Output the material below in its entirety, exactly as given.
# MATERIAL PROVIDED start
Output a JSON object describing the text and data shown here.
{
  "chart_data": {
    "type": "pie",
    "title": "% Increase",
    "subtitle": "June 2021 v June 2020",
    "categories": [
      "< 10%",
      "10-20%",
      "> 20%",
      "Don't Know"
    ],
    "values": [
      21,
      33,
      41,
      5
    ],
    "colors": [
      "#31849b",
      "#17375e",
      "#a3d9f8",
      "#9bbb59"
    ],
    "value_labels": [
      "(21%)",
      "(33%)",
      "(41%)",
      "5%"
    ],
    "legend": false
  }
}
# MATERIAL PROVIDED end
__PROBLEM SOLUTION__.
Output a JSON object describing the text and data shown here.
{
  "chart_data": {
    "type": "pie",
    "title": "% Increase",
    "subtitle": "June 2021 v June 2020",
    "categories": [
      "< 10%",
      "10-20%",
      "> 20%",
      "Don't Know"
    ],
    "values": [
      21,
      33,
      41,
      5
    ],
    "colors": [
      "#31849b",
      "#17375e",
      "#a3d9f8",
      "#9bbb59"
    ],
    "value_labels": [
      "(21%)",
      "(33%)",
      "(41%)",
      "5%"
    ],
    "legend": false
  }
}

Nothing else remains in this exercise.